_Written exercise_.
Calculate how many lines in the following records hold the word "Shuffle", and report that number without comment.
## BEGIN
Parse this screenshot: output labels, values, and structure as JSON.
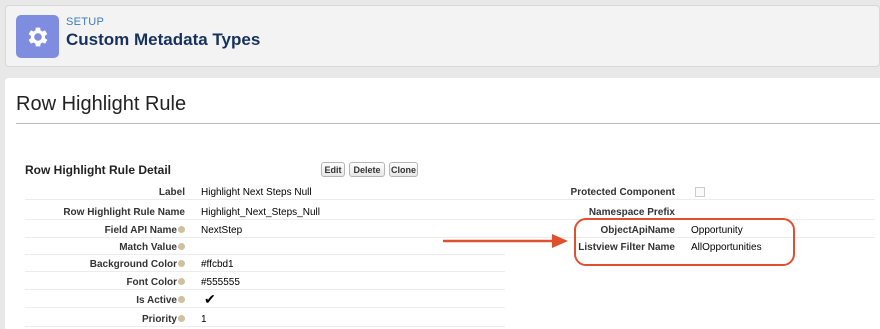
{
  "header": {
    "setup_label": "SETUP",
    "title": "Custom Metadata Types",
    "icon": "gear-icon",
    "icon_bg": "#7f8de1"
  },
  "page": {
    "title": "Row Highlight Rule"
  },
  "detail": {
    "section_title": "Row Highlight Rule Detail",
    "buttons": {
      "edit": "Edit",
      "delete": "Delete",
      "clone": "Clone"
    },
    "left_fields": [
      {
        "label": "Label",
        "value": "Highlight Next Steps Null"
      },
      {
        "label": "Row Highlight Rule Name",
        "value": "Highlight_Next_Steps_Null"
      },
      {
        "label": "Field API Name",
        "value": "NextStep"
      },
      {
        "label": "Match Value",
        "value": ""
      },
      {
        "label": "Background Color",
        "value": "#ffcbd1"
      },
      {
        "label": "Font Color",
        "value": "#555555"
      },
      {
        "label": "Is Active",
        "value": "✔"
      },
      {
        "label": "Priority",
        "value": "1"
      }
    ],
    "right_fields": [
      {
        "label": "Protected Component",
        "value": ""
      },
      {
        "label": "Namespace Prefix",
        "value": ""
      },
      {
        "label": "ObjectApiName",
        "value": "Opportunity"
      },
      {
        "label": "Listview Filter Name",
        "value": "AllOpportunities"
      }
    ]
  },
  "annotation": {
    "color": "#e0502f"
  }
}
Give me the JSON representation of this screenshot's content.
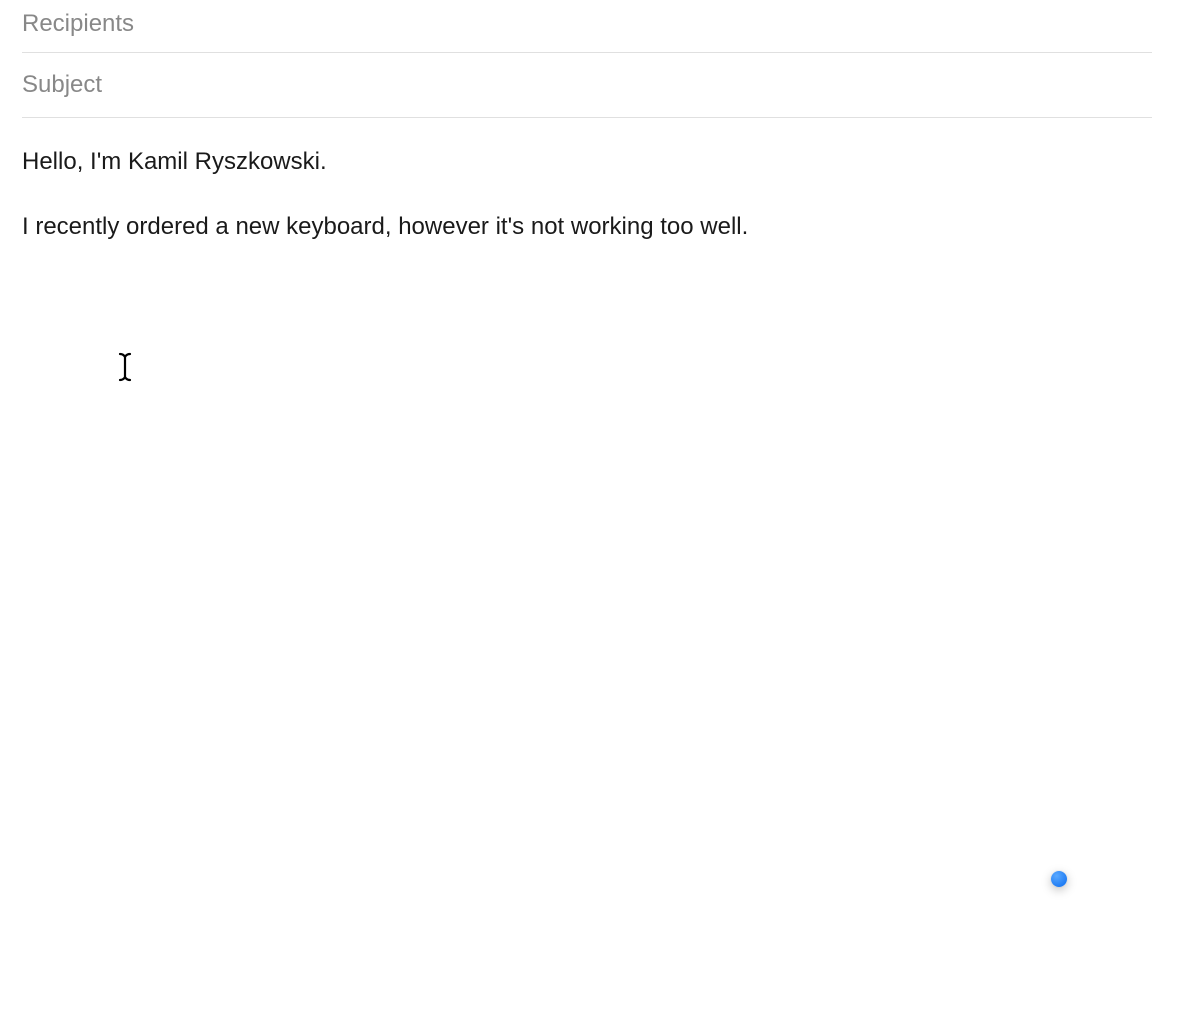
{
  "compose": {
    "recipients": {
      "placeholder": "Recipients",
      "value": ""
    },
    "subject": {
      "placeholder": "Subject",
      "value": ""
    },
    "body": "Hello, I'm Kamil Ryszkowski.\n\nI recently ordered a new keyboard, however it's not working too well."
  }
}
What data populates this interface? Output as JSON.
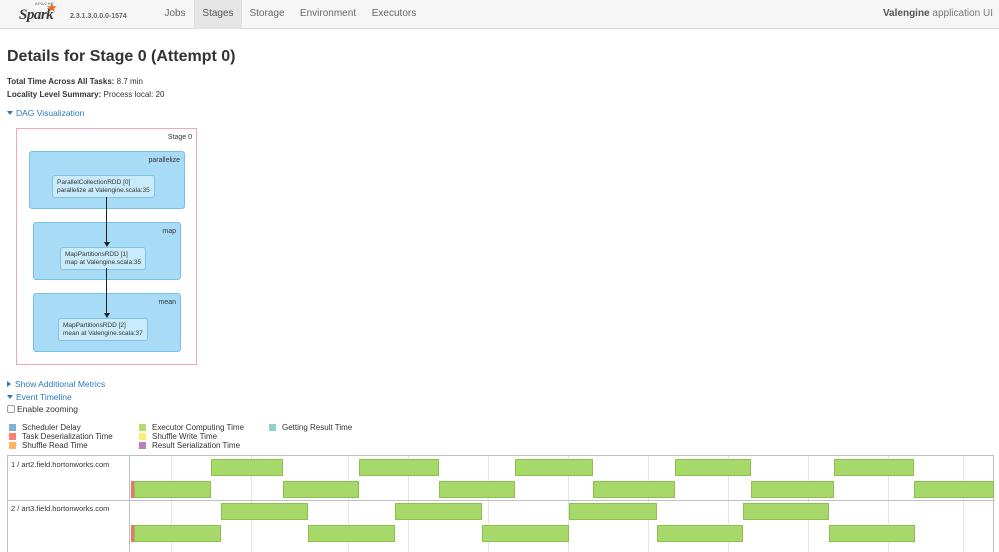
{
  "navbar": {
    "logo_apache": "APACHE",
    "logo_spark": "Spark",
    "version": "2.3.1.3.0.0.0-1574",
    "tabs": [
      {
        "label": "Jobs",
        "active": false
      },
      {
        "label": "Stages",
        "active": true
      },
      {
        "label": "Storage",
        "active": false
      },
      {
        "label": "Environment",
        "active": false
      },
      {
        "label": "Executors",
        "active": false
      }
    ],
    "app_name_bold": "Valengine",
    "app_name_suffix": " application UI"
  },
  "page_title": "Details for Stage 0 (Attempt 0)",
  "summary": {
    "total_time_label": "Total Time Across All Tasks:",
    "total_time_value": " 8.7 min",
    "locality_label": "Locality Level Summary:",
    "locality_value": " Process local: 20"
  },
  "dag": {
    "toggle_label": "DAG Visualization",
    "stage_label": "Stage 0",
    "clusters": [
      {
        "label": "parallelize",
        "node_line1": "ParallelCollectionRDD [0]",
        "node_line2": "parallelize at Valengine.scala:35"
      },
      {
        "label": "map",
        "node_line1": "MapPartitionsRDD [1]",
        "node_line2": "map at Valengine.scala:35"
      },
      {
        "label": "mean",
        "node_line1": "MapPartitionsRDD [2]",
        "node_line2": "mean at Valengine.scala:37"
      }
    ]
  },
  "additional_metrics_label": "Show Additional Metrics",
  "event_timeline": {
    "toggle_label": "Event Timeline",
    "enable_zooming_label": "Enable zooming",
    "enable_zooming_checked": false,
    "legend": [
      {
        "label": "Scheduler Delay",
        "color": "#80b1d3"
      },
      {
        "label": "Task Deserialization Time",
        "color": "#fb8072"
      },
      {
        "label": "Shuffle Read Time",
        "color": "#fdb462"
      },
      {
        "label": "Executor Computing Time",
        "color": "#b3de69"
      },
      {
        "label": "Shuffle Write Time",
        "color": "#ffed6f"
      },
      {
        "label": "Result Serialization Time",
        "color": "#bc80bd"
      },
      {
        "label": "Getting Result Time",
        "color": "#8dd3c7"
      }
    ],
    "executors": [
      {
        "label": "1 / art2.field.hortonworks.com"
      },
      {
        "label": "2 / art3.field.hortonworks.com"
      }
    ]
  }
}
## END
## BEGIN
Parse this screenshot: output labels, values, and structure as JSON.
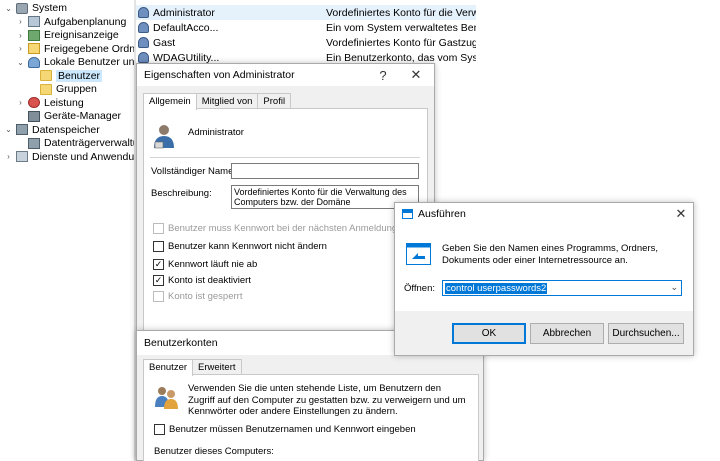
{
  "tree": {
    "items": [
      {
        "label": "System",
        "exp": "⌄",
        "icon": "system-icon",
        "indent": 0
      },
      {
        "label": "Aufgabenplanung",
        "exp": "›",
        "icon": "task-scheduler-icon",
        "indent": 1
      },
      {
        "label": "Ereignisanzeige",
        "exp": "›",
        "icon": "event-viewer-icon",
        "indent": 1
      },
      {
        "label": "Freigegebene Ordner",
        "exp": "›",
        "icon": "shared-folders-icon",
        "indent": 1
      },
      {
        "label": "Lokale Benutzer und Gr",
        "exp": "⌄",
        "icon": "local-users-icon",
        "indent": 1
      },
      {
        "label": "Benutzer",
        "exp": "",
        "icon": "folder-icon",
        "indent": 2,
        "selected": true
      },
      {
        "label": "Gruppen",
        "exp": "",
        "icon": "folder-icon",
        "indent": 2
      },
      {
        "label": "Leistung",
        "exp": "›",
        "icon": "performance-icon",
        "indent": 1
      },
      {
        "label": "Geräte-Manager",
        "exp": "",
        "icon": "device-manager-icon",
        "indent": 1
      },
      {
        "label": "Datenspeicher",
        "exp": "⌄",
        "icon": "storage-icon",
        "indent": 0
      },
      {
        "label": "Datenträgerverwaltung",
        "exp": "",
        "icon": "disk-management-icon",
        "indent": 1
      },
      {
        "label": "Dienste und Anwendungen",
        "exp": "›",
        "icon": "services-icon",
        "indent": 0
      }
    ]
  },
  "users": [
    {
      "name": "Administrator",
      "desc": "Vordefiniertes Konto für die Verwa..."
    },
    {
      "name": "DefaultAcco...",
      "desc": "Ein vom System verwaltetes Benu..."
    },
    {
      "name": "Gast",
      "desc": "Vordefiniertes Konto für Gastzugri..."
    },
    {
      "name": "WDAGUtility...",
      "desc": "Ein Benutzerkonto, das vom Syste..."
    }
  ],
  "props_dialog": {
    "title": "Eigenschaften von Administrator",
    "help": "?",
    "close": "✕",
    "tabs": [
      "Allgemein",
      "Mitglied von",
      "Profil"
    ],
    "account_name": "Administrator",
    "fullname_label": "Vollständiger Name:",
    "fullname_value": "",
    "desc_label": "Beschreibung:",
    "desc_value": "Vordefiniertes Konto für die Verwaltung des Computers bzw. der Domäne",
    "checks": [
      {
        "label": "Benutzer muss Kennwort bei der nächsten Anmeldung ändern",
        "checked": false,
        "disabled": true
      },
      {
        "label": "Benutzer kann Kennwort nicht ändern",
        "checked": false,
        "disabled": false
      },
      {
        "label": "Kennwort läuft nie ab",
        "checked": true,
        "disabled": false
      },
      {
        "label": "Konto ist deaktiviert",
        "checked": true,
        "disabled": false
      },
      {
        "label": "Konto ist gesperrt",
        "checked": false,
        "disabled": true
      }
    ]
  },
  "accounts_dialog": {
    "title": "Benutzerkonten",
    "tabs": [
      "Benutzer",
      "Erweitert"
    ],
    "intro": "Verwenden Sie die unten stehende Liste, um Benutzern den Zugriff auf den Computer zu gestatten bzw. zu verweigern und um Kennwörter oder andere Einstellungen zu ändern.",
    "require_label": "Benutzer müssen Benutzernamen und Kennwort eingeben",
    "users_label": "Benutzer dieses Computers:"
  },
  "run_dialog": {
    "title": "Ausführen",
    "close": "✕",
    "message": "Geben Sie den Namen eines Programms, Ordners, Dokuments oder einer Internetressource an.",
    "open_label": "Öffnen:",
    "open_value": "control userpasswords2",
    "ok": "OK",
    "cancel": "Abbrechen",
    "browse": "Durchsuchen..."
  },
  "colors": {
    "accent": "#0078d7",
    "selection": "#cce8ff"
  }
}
## END
_The solution_.
2